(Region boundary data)
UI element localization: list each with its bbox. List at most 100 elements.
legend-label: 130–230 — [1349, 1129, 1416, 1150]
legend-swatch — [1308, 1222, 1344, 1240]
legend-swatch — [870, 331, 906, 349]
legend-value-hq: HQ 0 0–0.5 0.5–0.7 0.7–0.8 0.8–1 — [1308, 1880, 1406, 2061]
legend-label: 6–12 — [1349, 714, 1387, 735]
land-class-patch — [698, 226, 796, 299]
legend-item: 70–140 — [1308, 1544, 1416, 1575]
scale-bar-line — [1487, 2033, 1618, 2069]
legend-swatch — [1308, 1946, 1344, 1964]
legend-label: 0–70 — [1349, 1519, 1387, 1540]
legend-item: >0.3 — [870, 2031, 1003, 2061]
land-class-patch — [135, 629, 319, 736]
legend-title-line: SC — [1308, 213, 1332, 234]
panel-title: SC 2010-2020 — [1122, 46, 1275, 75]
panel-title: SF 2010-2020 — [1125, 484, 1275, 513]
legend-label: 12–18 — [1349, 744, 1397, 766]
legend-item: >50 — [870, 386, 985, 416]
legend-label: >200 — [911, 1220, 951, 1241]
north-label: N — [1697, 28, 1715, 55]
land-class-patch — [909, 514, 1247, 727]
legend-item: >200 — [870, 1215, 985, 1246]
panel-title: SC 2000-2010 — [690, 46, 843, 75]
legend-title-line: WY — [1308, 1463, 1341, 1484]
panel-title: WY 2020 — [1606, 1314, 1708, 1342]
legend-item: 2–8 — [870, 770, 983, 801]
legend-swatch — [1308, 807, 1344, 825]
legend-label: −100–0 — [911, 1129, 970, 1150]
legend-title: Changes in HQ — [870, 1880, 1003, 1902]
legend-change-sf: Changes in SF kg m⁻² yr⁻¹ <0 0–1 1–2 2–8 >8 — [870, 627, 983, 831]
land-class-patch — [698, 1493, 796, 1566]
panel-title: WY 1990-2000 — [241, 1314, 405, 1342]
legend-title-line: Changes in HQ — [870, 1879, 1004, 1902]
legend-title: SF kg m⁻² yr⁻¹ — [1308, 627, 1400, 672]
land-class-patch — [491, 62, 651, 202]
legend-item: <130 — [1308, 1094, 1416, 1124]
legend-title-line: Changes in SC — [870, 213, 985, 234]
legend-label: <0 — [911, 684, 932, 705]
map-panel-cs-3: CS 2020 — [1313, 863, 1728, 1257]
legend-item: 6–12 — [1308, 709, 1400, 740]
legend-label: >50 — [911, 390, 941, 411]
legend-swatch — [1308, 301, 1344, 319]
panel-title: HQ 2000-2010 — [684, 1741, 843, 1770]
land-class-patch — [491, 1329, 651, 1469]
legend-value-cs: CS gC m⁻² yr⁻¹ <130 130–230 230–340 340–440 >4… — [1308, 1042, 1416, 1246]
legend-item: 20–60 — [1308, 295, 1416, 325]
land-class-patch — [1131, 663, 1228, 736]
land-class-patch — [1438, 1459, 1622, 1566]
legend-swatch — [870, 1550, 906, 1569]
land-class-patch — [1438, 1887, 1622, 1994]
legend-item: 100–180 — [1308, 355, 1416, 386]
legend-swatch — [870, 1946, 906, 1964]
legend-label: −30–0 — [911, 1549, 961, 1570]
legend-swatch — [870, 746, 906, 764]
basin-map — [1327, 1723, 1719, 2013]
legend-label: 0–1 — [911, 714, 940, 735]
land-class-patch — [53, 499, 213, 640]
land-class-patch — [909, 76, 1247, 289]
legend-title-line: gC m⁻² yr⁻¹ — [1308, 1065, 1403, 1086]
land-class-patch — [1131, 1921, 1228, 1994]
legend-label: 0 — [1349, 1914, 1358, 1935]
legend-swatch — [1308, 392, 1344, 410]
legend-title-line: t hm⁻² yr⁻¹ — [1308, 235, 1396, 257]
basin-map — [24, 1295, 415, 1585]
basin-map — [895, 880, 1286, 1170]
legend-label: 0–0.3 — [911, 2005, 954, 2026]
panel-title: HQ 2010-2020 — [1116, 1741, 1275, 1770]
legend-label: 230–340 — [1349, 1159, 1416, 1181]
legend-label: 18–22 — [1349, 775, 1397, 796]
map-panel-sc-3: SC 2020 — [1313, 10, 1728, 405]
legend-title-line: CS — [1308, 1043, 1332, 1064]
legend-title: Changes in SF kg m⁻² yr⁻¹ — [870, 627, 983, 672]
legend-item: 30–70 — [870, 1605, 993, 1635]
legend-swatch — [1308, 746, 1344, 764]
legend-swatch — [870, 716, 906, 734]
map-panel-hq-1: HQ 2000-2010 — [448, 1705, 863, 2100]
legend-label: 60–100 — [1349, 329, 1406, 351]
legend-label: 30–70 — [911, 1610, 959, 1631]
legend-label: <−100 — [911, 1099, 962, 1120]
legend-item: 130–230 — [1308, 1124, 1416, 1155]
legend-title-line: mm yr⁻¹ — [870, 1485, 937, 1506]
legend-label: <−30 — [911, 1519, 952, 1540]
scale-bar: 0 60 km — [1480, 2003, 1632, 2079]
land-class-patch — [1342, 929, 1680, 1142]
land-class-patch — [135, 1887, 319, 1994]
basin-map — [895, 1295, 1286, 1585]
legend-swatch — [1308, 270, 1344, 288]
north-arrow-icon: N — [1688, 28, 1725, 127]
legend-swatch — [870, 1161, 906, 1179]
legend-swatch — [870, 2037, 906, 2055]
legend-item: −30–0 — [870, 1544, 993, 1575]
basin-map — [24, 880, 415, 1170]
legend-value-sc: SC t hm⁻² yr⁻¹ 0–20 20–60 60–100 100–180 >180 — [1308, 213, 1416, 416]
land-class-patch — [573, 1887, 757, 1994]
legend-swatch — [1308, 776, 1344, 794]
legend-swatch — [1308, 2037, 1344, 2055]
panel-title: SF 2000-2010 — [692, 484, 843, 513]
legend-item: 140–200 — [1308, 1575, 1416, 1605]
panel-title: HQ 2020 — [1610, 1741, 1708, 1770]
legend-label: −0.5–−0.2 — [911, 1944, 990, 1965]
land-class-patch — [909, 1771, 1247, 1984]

• Set task
In all of the records above, replace every "land-class-patch" with "land-cover-patch". Then write out the lines again with nothing else changed.

• Solution for this problem
UI element localization: list each with its bbox. List at most 100 elements.
legend-label: 130–230 — [1349, 1129, 1416, 1150]
legend-swatch — [1308, 1222, 1344, 1240]
legend-swatch — [870, 331, 906, 349]
legend-value-hq: HQ 0 0–0.5 0.5–0.7 0.7–0.8 0.8–1 — [1308, 1880, 1406, 2061]
legend-label: 6–12 — [1349, 714, 1387, 735]
land-cover-patch — [698, 226, 796, 299]
legend-item: 70–140 — [1308, 1544, 1416, 1575]
scale-bar-line — [1487, 2033, 1618, 2069]
legend-swatch — [1308, 1946, 1344, 1964]
legend-label: 0–70 — [1349, 1519, 1387, 1540]
legend-item: >0.3 — [870, 2031, 1003, 2061]
land-cover-patch — [135, 629, 319, 736]
legend-title-line: SC — [1308, 213, 1332, 234]
panel-title: SC 2010-2020 — [1122, 46, 1275, 75]
panel-title: SF 2010-2020 — [1125, 484, 1275, 513]
legend-label: 12–18 — [1349, 744, 1397, 766]
legend-item: >50 — [870, 386, 985, 416]
legend-label: >200 — [911, 1220, 951, 1241]
north-label: N — [1697, 28, 1715, 55]
land-cover-patch — [909, 514, 1247, 727]
legend-item: >200 — [870, 1215, 985, 1246]
panel-title: SC 2000-2010 — [690, 46, 843, 75]
legend-title-line: WY — [1308, 1463, 1341, 1484]
panel-title: WY 2020 — [1606, 1314, 1708, 1342]
legend-item: 2–8 — [870, 770, 983, 801]
legend-swatch — [1308, 807, 1344, 825]
legend-label: −100–0 — [911, 1129, 970, 1150]
legend-title: Changes in HQ — [870, 1880, 1003, 1902]
legend-change-sf: Changes in SF kg m⁻² yr⁻¹ <0 0–1 1–2 2–8 >8 — [870, 627, 983, 831]
land-cover-patch — [698, 1493, 796, 1566]
panel-title: WY 1990-2000 — [241, 1314, 405, 1342]
legend-title-line: Changes in HQ — [870, 1879, 1004, 1902]
legend-title: SF kg m⁻² yr⁻¹ — [1308, 627, 1400, 672]
land-cover-patch — [491, 62, 651, 202]
legend-item: <130 — [1308, 1094, 1416, 1124]
legend-title-line: Changes in SC — [870, 213, 985, 234]
legend-label: <0 — [911, 684, 932, 705]
map-panel-cs-3: CS 2020 — [1313, 863, 1728, 1257]
legend-item: 6–12 — [1308, 709, 1400, 740]
legend-label: >50 — [911, 390, 941, 411]
legend-swatch — [1308, 301, 1344, 319]
panel-title: HQ 2000-2010 — [684, 1741, 843, 1770]
land-cover-patch — [491, 1329, 651, 1469]
legend-value-cs: CS gC m⁻² yr⁻¹ <130 130–230 230–340 340–440 >4… — [1308, 1042, 1416, 1246]
legend-item: 20–60 — [1308, 295, 1416, 325]
land-cover-patch — [1131, 663, 1228, 736]
land-cover-patch — [1438, 1459, 1622, 1566]
legend-swatch — [870, 1550, 906, 1569]
land-cover-patch — [1438, 1887, 1622, 1994]
legend-item: 100–180 — [1308, 355, 1416, 386]
legend-swatch — [870, 1946, 906, 1964]
legend-label: −30–0 — [911, 1549, 961, 1570]
legend-swatch — [870, 746, 906, 764]
basin-map — [1327, 1723, 1719, 2013]
legend-label: 0–1 — [911, 714, 940, 735]
land-cover-patch — [53, 499, 213, 640]
land-cover-patch — [909, 76, 1247, 289]
legend-title-line: gC m⁻² yr⁻¹ — [1308, 1065, 1403, 1086]
land-cover-patch — [1131, 1921, 1228, 1994]
legend-label: 0 — [1349, 1914, 1358, 1935]
legend-swatch — [1308, 392, 1344, 410]
legend-title-line: t hm⁻² yr⁻¹ — [1308, 235, 1396, 257]
basin-map — [24, 1295, 415, 1585]
basin-map — [895, 880, 1286, 1170]
legend-label: 0–0.3 — [911, 2005, 954, 2026]
panel-title: HQ 2010-2020 — [1116, 1741, 1275, 1770]
legend-label: 230–340 — [1349, 1159, 1416, 1181]
legend-label: 18–22 — [1349, 775, 1397, 796]
map-panel-sc-3: SC 2020 — [1313, 10, 1728, 405]
legend-title-line: CS — [1308, 1043, 1332, 1064]
legend-title: Changes in SF kg m⁻² yr⁻¹ — [870, 627, 983, 672]
legend-item: 30–70 — [870, 1605, 993, 1635]
legend-swatch — [1308, 746, 1344, 764]
legend-swatch — [870, 716, 906, 734]
map-panel-hq-1: HQ 2000-2010 — [448, 1705, 863, 2100]
legend-label: 60–100 — [1349, 329, 1406, 351]
legend-label: 30–70 — [911, 1610, 959, 1631]
legend-label: <−100 — [911, 1099, 962, 1120]
legend-item: 130–230 — [1308, 1124, 1416, 1155]
legend-title-line: mm yr⁻¹ — [870, 1485, 937, 1506]
legend-label: <−30 — [911, 1519, 952, 1540]
scale-bar: 0 60 km — [1480, 2003, 1632, 2079]
land-cover-patch — [1342, 929, 1680, 1142]
land-cover-patch — [135, 1887, 319, 1994]
basin-map — [895, 1295, 1286, 1585]
legend-swatch — [1308, 270, 1344, 288]
north-arrow-icon: N — [1688, 28, 1725, 127]
legend-swatch — [870, 1161, 906, 1179]
legend-swatch — [870, 2037, 906, 2055]
legend-item: −30–0 — [870, 1544, 993, 1575]
basin-map — [24, 880, 415, 1170]
legend-value-sc: SC t hm⁻² yr⁻¹ 0–20 20–60 60–100 100–180 >180 — [1308, 213, 1416, 416]
land-cover-patch — [573, 1887, 757, 1994]
legend-swatch — [1308, 776, 1344, 794]
legend-swatch — [1308, 2037, 1344, 2055]
panel-title: SF 2000-2010 — [692, 484, 843, 513]
legend-item: 140–200 — [1308, 1575, 1416, 1605]
panel-title: HQ 2020 — [1610, 1741, 1708, 1770]
legend-label: −0.5–−0.2 — [911, 1944, 990, 1965]
land-cover-patch — [909, 1771, 1247, 1984]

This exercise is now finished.